§ Required task
Write out each line of the material again, word for word.

● ● ● ●

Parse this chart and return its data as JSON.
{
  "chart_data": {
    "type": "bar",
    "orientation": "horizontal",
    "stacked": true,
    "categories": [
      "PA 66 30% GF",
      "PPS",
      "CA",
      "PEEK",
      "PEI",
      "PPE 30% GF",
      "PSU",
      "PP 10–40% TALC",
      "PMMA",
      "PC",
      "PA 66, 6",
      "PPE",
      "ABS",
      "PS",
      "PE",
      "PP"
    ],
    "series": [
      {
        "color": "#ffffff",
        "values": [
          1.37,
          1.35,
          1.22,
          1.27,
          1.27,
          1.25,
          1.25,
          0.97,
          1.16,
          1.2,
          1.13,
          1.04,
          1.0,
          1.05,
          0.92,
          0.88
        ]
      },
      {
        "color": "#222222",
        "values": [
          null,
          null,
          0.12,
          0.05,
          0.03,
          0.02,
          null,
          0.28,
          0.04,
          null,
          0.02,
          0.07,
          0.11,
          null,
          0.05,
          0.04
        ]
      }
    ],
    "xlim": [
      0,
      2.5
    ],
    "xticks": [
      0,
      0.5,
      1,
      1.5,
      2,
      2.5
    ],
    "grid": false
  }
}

● ● ● ●

§ Expected output
Parse this chart and return its data as JSON.
{
  "chart_data": {
    "type": "bar",
    "orientation": "horizontal",
    "stacked": true,
    "categories": [
      "PA 66 30% GF",
      "PPS",
      "CA",
      "PEEK",
      "PEI",
      "PPE 30% GF",
      "PSU",
      "PP 10–40% TALC",
      "PMMA",
      "PC",
      "PA 66, 6",
      "PPE",
      "ABS",
      "PS",
      "PE",
      "PP"
    ],
    "series": [
      {
        "color": "#ffffff",
        "values": [
          1.37,
          1.35,
          1.22,
          1.27,
          1.27,
          1.25,
          1.25,
          0.97,
          1.16,
          1.2,
          1.13,
          1.04,
          1.0,
          1.05,
          0.92,
          0.88
        ]
      },
      {
        "color": "#222222",
        "values": [
          null,
          null,
          0.12,
          0.05,
          0.03,
          0.02,
          null,
          0.28,
          0.04,
          null,
          0.02,
          0.07,
          0.11,
          null,
          0.05,
          0.04
        ]
      }
    ],
    "xlim": [
      0,
      2.5
    ],
    "xticks": [
      0,
      0.5,
      1,
      1.5,
      2,
      2.5
    ],
    "grid": false
  }
}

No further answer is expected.